* **Recorded information**
-.-.-
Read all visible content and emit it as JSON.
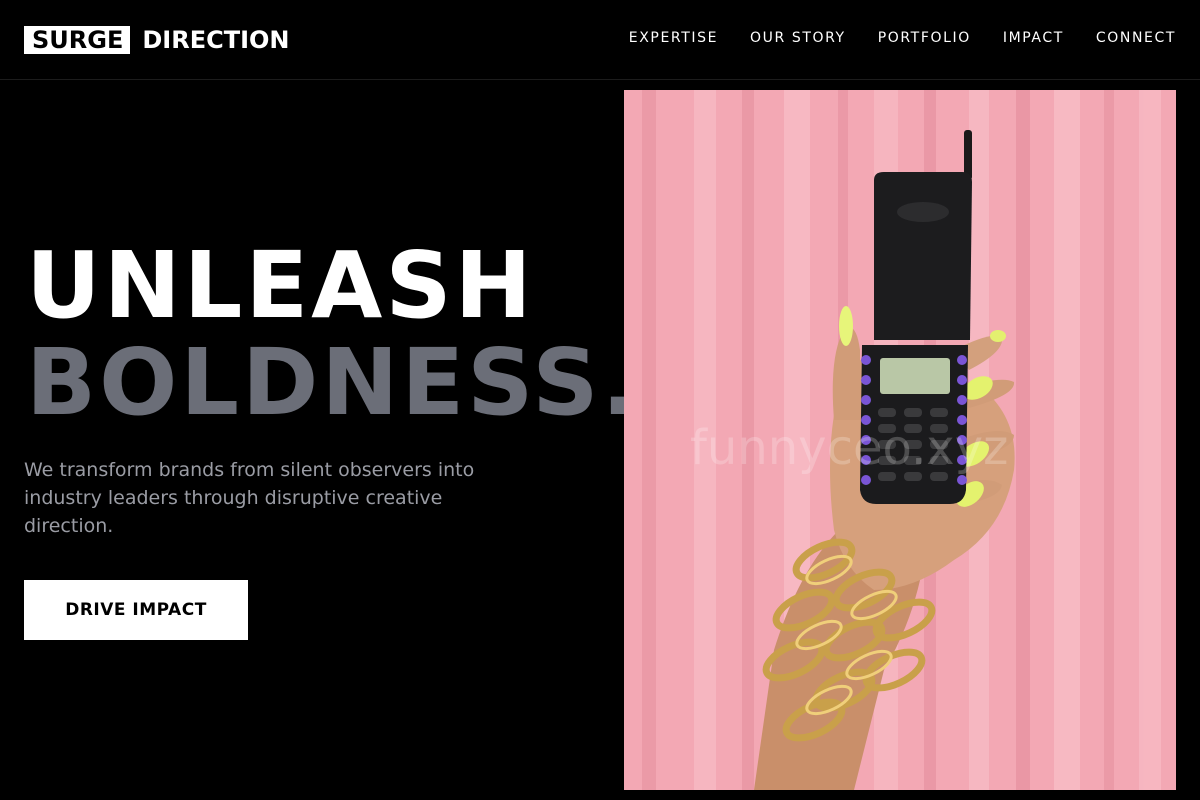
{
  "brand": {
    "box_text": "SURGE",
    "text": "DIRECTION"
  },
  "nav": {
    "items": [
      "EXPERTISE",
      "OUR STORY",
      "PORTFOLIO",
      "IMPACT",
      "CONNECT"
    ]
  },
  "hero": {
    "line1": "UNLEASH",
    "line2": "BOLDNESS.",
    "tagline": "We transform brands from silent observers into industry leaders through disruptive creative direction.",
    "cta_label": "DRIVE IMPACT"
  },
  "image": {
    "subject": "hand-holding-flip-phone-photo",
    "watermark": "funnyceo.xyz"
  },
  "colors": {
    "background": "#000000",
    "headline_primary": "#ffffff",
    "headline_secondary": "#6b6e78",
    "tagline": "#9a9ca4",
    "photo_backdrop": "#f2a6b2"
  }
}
-.-.-
* **Aim**
Copy all the records above exactly, but leave out the pictures.

* **Exercise response**
Read all visible content and emit it as JSON.
{
  "brand": {
    "box_text": "SURGE",
    "text": "DIRECTION"
  },
  "nav": {
    "items": [
      "EXPERTISE",
      "OUR STORY",
      "PORTFOLIO",
      "IMPACT",
      "CONNECT"
    ]
  },
  "hero": {
    "line1": "UNLEASH",
    "line2": "BOLDNESS.",
    "tagline": "We transform brands from silent observers into industry leaders through disruptive creative direction.",
    "cta_label": "DRIVE IMPACT"
  },
  "image": {
    "subject": "hand-holding-flip-phone-photo",
    "watermark": "funnyceo.xyz"
  },
  "colors": {
    "background": "#000000",
    "headline_primary": "#ffffff",
    "headline_secondary": "#6b6e78",
    "tagline": "#9a9ca4",
    "photo_backdrop": "#f2a6b2"
  }
}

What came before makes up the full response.